** Fragmento de lectura **

════════

El nuevo indicador que se popularizo rápidamente en los principales países desarrollados parecía un instrumento más poderoso que la forma de medir la economía que se empleaba en años anteriores como la evolución del índice bursátil o el número de vagones de carga transportados por tren. Sin embargo, no tenia en cuenta las deseconomías o el trabajo no remunerado o voluntario.

Accidentes ambientales como el derivado del naufragio del Prestige o las lluvias torrenciales caídas en otoño de 2018 en Málaga suponen una actividad económica en maquinaria y en trabajos para recuperar el ecosistema marítimo o carreteras, puentes o colegios destruidos. Ello significa en la contabilidad aumentar el PIB, aunque en realidad suponga un deterioro del nivel de riqueza del litoral gallego o de las ciudades malagueñas afectadas.

Como sucede a menudo las correcciones que Kuznets consideraba inherentes al PIB para que reflejara el nivel de calidad de vida y el bienestar de una sociedad, y no solamente lo que el consideraba una simple suma vulgar de toda actividad, como señala David Pilling en 'El delirio del crecimiento' fueron obviados por los responsables políticos norteamericanos que consideraron más mediático el sistema de 'todo suma'.

No solo las deseconomías restan valor al concepto del PIB, el propio sistema de contabilización por muestreo puede tener errores muy importantes, al igual que los realizados en el censo de población o en encuestas electorales, y sobre todo en una economía como la actual que ya no es eminentemente productiva de materiales tangibles como lo eran en los años cuarenta, sino digitales y abstractos.

════════

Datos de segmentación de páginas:
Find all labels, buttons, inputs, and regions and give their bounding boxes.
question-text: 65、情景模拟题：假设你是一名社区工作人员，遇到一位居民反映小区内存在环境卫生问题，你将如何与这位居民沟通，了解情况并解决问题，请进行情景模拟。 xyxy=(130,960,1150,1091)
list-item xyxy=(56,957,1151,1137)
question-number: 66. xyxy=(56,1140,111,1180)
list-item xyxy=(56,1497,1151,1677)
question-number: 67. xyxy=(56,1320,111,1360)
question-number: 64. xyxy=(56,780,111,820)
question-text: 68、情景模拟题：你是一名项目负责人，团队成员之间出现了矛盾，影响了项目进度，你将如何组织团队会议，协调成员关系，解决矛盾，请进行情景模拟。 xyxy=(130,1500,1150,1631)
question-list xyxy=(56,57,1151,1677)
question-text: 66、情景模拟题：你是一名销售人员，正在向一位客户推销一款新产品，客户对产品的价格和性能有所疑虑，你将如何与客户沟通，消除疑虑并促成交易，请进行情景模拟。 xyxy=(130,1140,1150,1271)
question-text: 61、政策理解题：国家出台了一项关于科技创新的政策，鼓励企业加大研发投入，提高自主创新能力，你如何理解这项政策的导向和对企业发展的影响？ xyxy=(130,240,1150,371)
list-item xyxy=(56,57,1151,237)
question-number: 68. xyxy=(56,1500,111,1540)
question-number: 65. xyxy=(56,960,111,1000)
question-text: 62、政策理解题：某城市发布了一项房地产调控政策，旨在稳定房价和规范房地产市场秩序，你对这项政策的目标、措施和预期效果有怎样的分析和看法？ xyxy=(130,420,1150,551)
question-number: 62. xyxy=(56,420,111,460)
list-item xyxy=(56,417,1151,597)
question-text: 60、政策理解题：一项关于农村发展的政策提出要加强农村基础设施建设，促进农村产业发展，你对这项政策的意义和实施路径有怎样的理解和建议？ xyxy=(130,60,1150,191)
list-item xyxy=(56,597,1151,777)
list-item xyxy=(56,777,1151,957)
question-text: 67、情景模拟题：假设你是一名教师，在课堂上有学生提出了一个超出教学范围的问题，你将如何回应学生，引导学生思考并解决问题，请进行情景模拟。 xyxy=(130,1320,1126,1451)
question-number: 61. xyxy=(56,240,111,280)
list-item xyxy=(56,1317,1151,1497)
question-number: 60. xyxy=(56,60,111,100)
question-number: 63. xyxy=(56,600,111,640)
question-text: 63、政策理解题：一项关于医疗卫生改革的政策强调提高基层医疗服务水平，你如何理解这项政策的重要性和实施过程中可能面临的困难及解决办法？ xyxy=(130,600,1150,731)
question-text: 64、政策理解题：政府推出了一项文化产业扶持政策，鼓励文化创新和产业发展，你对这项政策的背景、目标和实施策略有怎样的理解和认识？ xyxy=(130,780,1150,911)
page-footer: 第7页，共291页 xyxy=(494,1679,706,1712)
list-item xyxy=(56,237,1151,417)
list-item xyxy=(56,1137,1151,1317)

════════

** Conjunto de ejercicios **
(a) Traduce al inglés esta oración del fragmento sobre el PIB: "Ello significa en la contabilidad aumentar el PIB, aunque en realidad suponga un deterioro del nivel de riqueza del litoral gallego o de las ciudades malagueñas afectadas."
(b) Responde a partir del fragmento sobre el PIB:
(i) ¿Qué dos formas de medir la economía se empleaban antes del nuevo indicador?
(ii) ¿Dónde y cuándo cayeron las lluvias torrenciales mencionadas?
(iii) ¿Qué sistema consideraron más mediático los responsables políticos norteamericanos?
(c) Según el fragmento sobre el PIB, ¿por qué accidentes ambientales como el naufragio del Prestige hacen aumentar el PIB?

** Ejercicios resueltos **
(a) In accounting terms, this means an increase in GDP, even though in reality it entails a decline in the level of wealth of the Galician coast or of the affected cities of Málaga.

(b)
(i) La evolución del índice bursátil y el número de vagones de carga transportados por tren.
(ii) En Málaga, en otoño de 2018.
(iii) El sistema de 'todo suma'.

(c) Estos accidentes generan actividad económica en maquinaria y en trabajos para recuperar el ecosistema marítimo o las carreteras, los puentes y los colegios destruidos. La contabilidad registra esa actividad como un aumento del PIB, aunque en realidad suponga un deterioro de la riqueza de las zonas afectadas.